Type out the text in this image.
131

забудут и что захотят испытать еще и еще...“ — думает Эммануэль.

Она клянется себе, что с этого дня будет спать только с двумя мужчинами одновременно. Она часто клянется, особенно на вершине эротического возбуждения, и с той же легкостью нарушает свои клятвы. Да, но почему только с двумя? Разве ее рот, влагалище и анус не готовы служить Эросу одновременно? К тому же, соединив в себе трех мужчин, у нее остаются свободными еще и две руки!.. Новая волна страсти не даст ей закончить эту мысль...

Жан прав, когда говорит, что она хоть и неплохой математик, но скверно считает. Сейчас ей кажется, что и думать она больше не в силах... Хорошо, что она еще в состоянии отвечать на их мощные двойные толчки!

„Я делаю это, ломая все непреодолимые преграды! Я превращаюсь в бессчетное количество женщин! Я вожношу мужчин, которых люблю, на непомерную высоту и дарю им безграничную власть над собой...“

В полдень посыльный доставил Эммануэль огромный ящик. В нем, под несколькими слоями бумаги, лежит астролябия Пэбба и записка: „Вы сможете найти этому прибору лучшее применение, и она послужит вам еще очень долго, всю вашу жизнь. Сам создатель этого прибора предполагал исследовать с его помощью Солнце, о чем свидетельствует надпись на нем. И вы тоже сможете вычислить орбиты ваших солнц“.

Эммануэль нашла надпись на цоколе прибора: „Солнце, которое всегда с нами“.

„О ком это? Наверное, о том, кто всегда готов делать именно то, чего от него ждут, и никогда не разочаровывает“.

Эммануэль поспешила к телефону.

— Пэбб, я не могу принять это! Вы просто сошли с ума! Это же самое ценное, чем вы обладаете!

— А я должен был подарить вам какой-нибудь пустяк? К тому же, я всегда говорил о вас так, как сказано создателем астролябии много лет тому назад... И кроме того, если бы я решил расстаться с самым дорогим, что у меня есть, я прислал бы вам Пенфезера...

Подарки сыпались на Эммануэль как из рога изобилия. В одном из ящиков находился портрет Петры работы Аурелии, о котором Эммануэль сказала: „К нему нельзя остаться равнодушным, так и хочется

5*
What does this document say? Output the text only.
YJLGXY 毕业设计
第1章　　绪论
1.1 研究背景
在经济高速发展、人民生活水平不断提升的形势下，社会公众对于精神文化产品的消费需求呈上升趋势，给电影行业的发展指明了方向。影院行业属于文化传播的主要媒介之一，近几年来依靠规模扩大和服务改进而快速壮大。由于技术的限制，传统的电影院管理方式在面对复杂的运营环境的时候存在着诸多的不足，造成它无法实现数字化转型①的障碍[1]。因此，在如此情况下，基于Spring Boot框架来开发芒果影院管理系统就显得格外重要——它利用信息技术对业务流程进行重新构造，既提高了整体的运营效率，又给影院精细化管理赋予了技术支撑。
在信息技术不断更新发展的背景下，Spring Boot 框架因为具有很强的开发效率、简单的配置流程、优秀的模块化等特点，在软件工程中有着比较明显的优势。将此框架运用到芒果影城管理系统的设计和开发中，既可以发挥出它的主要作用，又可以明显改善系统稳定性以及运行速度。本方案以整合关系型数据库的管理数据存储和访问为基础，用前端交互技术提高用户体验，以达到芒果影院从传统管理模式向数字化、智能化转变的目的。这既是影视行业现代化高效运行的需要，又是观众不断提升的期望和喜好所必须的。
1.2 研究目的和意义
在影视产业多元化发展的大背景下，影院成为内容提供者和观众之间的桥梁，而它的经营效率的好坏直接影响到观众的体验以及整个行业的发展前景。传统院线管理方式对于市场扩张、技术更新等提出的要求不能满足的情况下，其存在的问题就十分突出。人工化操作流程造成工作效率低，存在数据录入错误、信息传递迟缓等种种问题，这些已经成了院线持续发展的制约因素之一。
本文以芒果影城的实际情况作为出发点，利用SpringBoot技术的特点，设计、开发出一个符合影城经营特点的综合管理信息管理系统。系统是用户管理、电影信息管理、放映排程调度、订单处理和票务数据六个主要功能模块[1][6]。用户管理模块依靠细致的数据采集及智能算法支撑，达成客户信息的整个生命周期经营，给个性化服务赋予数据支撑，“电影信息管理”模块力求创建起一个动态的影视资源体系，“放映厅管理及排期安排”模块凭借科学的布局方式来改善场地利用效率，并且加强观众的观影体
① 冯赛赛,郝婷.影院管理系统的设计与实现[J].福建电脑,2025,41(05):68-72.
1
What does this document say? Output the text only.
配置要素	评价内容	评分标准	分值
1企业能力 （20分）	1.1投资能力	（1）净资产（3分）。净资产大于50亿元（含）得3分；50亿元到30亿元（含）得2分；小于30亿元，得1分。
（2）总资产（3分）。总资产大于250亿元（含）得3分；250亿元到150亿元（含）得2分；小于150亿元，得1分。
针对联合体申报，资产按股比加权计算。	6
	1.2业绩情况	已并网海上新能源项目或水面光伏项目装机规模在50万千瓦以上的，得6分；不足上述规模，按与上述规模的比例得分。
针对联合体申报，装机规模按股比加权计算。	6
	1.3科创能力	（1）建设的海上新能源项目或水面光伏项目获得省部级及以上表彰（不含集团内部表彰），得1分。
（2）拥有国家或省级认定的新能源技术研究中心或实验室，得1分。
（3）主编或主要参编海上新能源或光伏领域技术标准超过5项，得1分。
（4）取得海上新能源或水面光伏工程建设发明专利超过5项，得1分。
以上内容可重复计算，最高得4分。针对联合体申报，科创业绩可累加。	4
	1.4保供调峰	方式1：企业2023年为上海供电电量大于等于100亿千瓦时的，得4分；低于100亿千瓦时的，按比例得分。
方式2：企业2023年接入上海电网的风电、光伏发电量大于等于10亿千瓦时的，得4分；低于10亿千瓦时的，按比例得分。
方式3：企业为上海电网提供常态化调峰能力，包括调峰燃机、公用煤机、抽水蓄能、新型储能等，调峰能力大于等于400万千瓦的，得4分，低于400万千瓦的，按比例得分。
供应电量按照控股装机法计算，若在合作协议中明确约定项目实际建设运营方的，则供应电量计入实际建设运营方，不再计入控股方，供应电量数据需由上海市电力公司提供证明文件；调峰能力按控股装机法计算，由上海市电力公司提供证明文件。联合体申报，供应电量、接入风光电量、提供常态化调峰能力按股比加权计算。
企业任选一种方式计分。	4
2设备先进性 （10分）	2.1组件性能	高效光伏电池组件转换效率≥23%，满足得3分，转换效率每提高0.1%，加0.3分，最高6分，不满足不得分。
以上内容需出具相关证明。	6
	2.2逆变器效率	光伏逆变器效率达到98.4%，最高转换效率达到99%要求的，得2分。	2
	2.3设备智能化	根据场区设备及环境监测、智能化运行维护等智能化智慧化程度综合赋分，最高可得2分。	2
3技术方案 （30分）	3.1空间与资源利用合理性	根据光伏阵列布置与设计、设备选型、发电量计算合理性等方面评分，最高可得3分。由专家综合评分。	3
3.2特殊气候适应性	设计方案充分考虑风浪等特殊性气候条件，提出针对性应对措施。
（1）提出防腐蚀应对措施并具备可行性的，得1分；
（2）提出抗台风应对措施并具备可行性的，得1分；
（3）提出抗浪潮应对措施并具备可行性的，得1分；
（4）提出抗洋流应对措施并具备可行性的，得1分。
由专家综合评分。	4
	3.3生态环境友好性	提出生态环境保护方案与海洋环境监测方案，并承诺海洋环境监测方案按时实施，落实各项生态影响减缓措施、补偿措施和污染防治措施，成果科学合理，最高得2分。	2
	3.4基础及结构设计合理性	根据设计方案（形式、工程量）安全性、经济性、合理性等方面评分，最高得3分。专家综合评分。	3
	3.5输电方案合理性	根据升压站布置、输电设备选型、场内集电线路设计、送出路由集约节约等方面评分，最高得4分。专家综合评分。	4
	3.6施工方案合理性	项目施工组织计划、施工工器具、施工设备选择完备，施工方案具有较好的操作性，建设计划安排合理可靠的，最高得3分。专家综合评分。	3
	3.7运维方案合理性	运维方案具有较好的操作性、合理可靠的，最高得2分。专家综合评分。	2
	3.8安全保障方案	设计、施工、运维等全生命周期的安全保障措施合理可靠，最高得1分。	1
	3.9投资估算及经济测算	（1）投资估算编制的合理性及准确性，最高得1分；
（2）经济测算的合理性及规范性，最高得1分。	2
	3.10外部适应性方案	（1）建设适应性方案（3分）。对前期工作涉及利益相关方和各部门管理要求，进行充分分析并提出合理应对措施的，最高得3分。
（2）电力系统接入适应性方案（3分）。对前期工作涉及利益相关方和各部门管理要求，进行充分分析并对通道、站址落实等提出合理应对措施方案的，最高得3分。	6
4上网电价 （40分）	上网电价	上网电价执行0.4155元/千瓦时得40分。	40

===============

■ **What this task involves**:
In the records above, locate every line with the string "надпись" and copy it.

■ **Solved problem**:
В полдень посыльный доставил Эммануэль огромный ящик. В нем, под несколькими слоями бумаги, лежит астролябия Пэбба и записка: „Вы сможете найти этому прибору лучшее применение, и она послужит вам еще очень долго, всю вашу жизнь. Сам создатель этого прибора предполагал исследовать с его помощью Солнце, о чем свидетельствует надпись на нем. И вы тоже сможете вычислить орбиты ваших солнц“.
Эммануэль нашла надпись на цоколе прибора: „Солнце, которое всегда с нами“.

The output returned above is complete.